(Recorded data)
* * * *

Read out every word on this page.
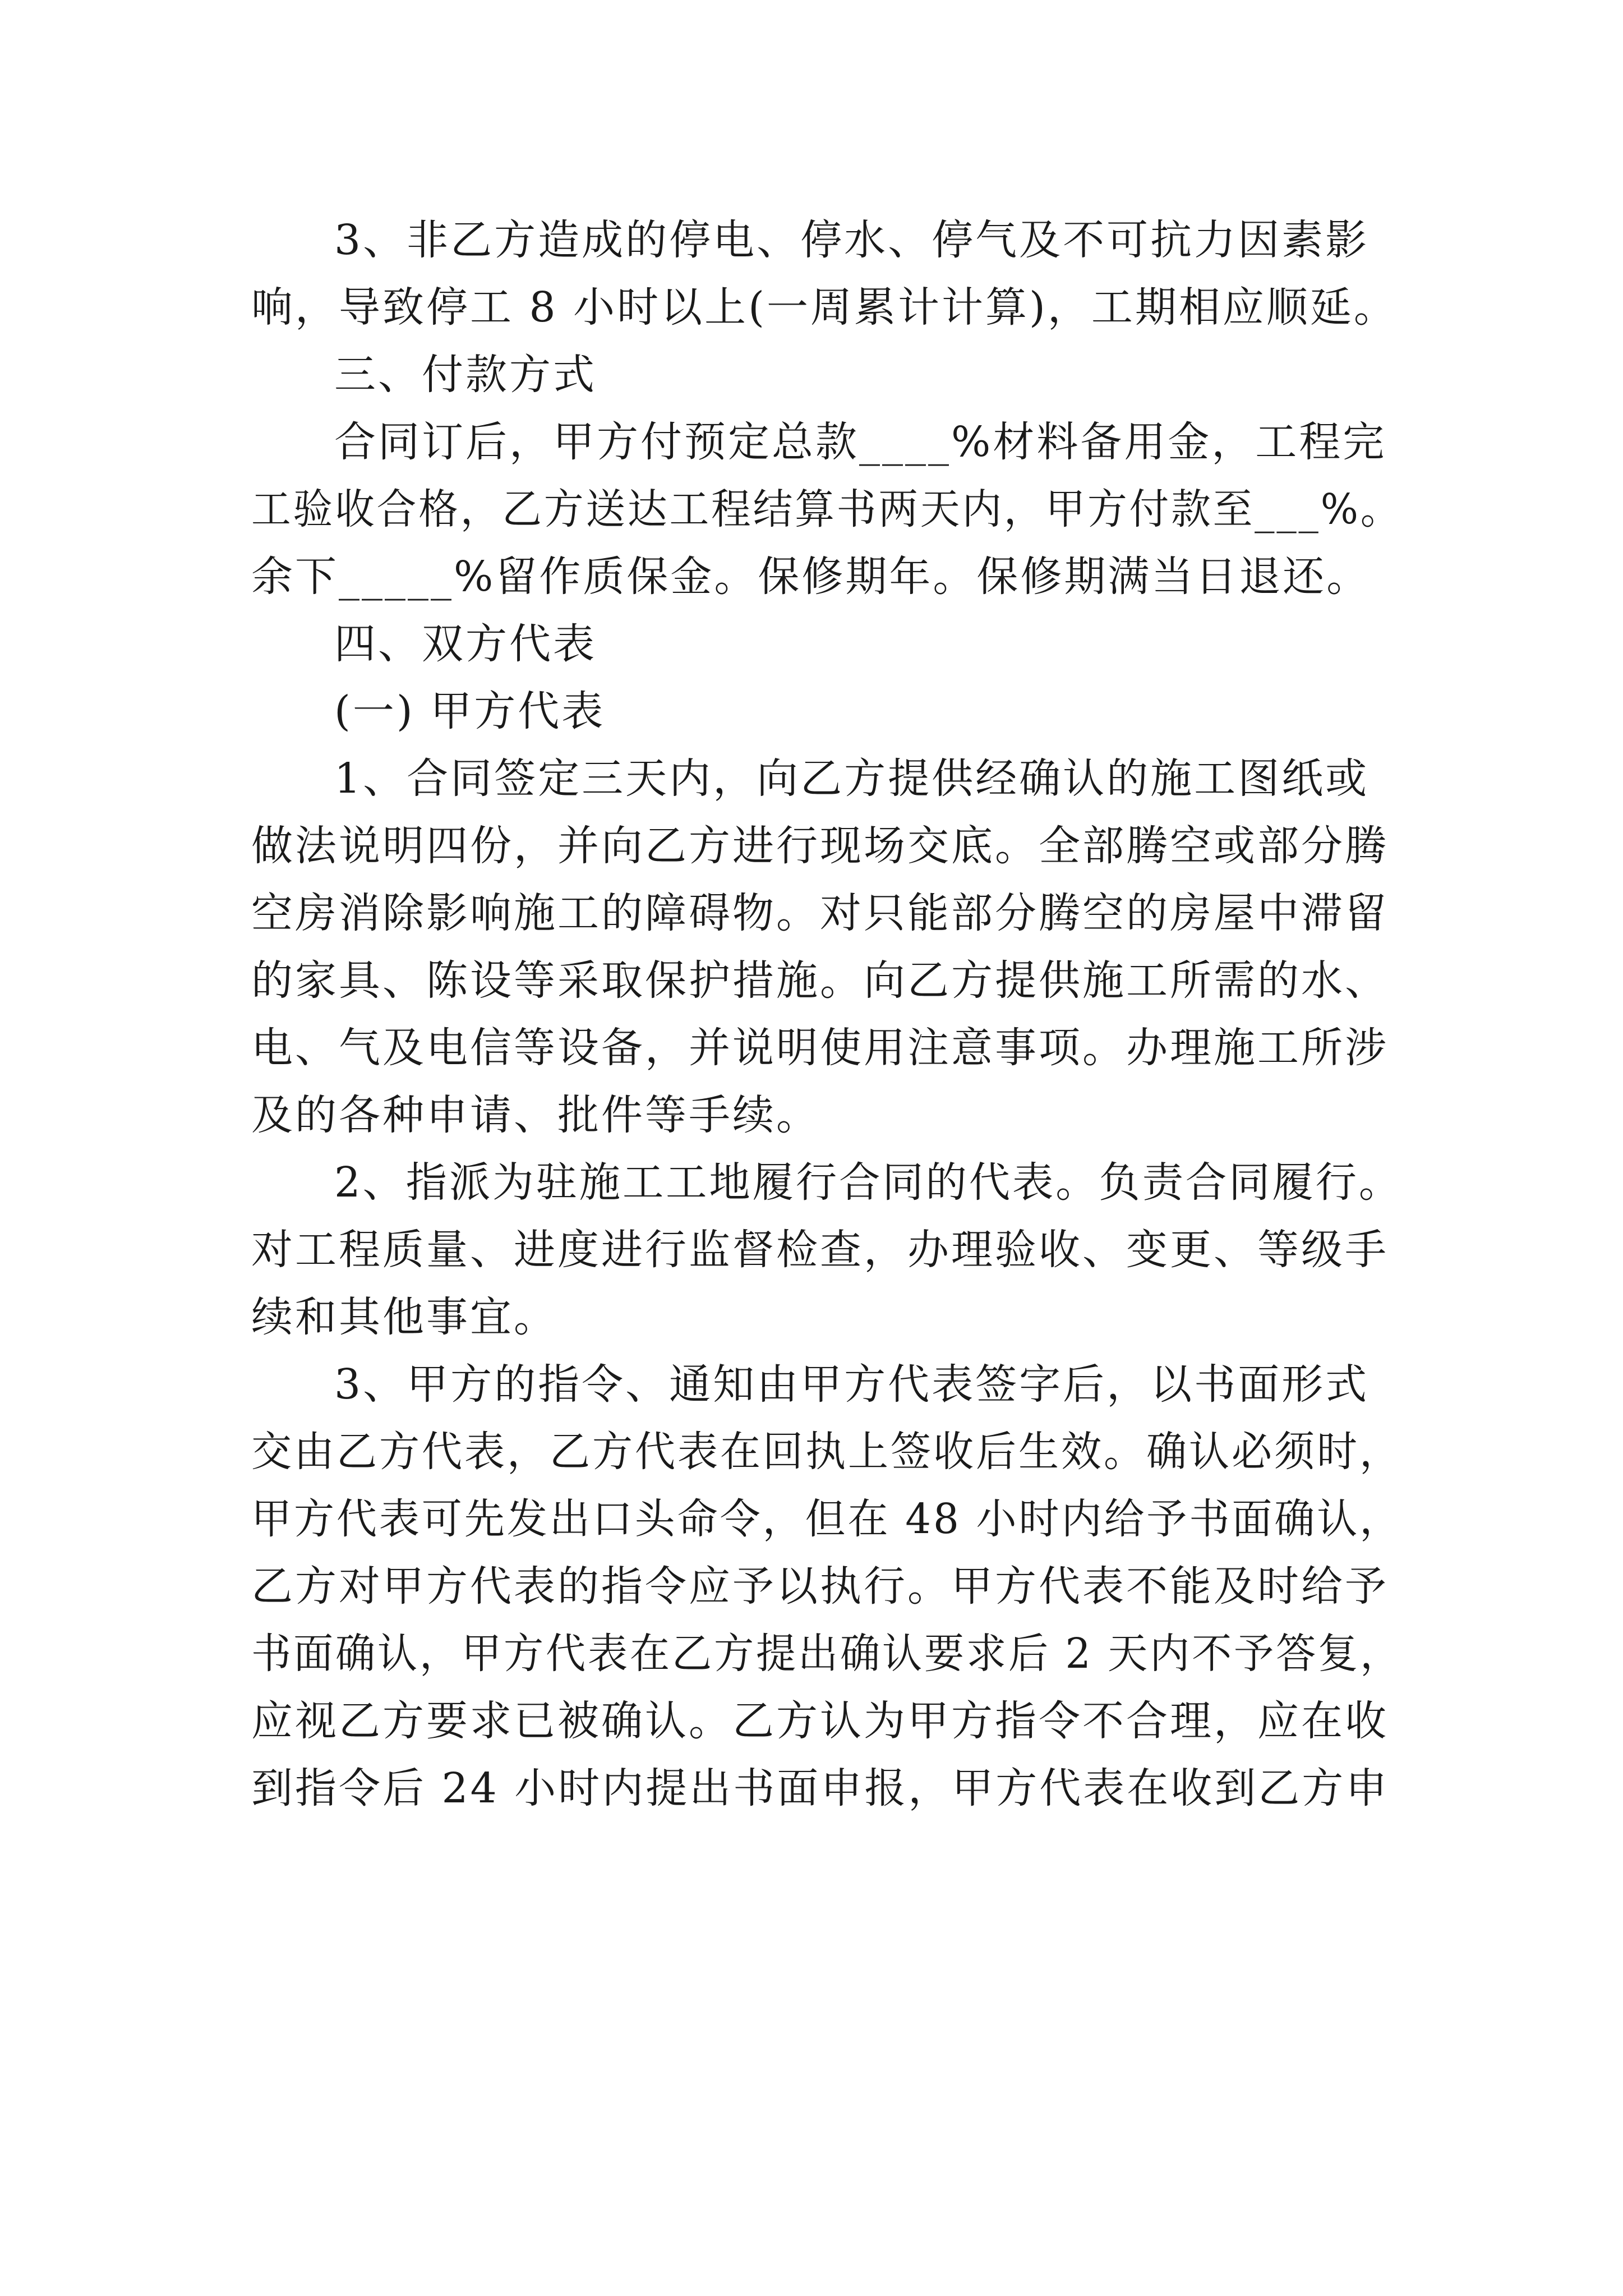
3、非乙方造成的停电、停水、停气及不可抗力因素影
响，导致停工 8 小时以上(一周累计计算)，工期相应顺延。
三、付款方式
合同订后，甲方付预定总款____%材料备用金，工程完
工验收合格，乙方送达工程结算书两天内，甲方付款至___%。
余下_____%留作质保金。保修期年。保修期满当日退还。
四、双方代表
(一) 甲方代表
1、合同签定三天内，向乙方提供经确认的施工图纸或
做法说明四份，并向乙方进行现场交底。全部腾空或部分腾
空房消除影响施工的障碍物。对只能部分腾空的房屋中滞留
的家具、陈设等采取保护措施。向乙方提供施工所需的水、
电、气及电信等设备，并说明使用注意事项。办理施工所涉
及的各种申请、批件等手续。
2、指派为驻施工工地履行合同的代表。负责合同履行。
对工程质量、进度进行监督检查，办理验收、变更、等级手
续和其他事宜。
3、甲方的指令、通知由甲方代表签字后，以书面形式
交由乙方代表，乙方代表在回执上签收后生效。确认必须时，
甲方代表可先发出口头命令，但在 48 小时内给予书面确认，
乙方对甲方代表的指令应予以执行。甲方代表不能及时给予
书面确认，甲方代表在乙方提出确认要求后 2 天内不予答复，
应视乙方要求已被确认。乙方认为甲方指令不合理，应在收
到指令后 24 小时内提出书面申报，甲方代表在收到乙方申
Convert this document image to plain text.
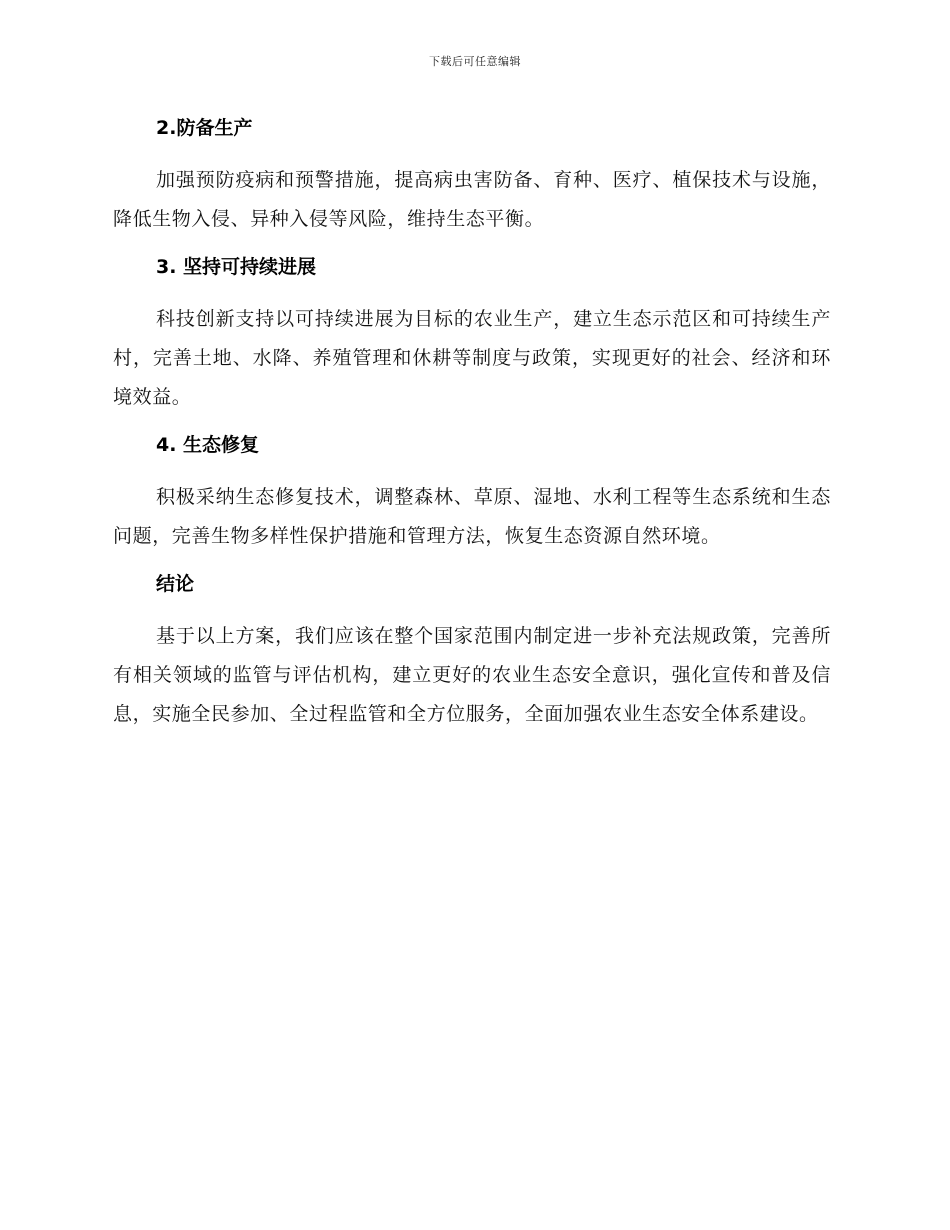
下载后可任意编辑
2.防备生产

加强预防疫病和预警措施，提高病虫害防备、育种、医疗、植保技术与设施，降低生物入侵、异种入侵等风险，维持生态平衡。

3. 坚持可持续进展

科技创新支持以可持续进展为目标的农业生产，建立生态示范区和可持续生产村，完善土地、水降、养殖管理和休耕等制度与政策，实现更好的社会、经济和环境效益。

4. 生态修复

积极采纳生态修复技术，调整森林、草原、湿地、水利工程等生态系统和生态问题，完善生物多样性保护措施和管理方法，恢复生态资源自然环境。

结论

基于以上方案，我们应该在整个国家范围内制定进一步补充法规政策，完善所有相关领域的监管与评估机构，建立更好的农业生态安全意识，强化宣传和普及信息，实施全民参加、全过程监管和全方位服务，全面加强农业生态安全体系建设。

* * * *

▸ Set problem: The records above need to be given again exactly. Omit the pictures.

▸ The solution:
Read out every word on this page.
3、非乙方造成的停电、停水、停气及不可抗力因素影
响，导致停工 8 小时以上(一周累计计算)，工期相应顺延。
三、付款方式
合同订后，甲方付预定总款____%材料备用金，工程完
工验收合格，乙方送达工程结算书两天内，甲方付款至___%。
余下_____%留作质保金。保修期年。保修期满当日退还。
四、双方代表
(一) 甲方代表
1、合同签定三天内，向乙方提供经确认的施工图纸或
做法说明四份，并向乙方进行现场交底。全部腾空或部分腾
空房消除影响施工的障碍物。对只能部分腾空的房屋中滞留
的家具、陈设等采取保护措施。向乙方提供施工所需的水、
电、气及电信等设备，并说明使用注意事项。办理施工所涉
及的各种申请、批件等手续。
2、指派为驻施工工地履行合同的代表。负责合同履行。
对工程质量、进度进行监督检查，办理验收、变更、等级手
续和其他事宜。
3、甲方的指令、通知由甲方代表签字后，以书面形式
交由乙方代表，乙方代表在回执上签收后生效。确认必须时，
甲方代表可先发出口头命令，但在 48 小时内给予书面确认，
乙方对甲方代表的指令应予以执行。甲方代表不能及时给予
书面确认，甲方代表在乙方提出确认要求后 2 天内不予答复，
应视乙方要求已被确认。乙方认为甲方指令不合理，应在收
到指令后 24 小时内提出书面申报，甲方代表在收到乙方申
Convert this document image to plain text.
下载后可任意编辑
2.防备生产

加强预防疫病和预警措施，提高病虫害防备、育种、医疗、植保技术与设施，降低生物入侵、异种入侵等风险，维持生态平衡。

3. 坚持可持续进展

科技创新支持以可持续进展为目标的农业生产，建立生态示范区和可持续生产村，完善土地、水降、养殖管理和休耕等制度与政策，实现更好的社会、经济和环境效益。

4. 生态修复

积极采纳生态修复技术，调整森林、草原、湿地、水利工程等生态系统和生态问题，完善生物多样性保护措施和管理方法，恢复生态资源自然环境。

结论

基于以上方案，我们应该在整个国家范围内制定进一步补充法规政策，完善所有相关领域的监管与评估机构，建立更好的农业生态安全意识，强化宣传和普及信息，实施全民参加、全过程监管和全方位服务，全面加强农业生态安全体系建设。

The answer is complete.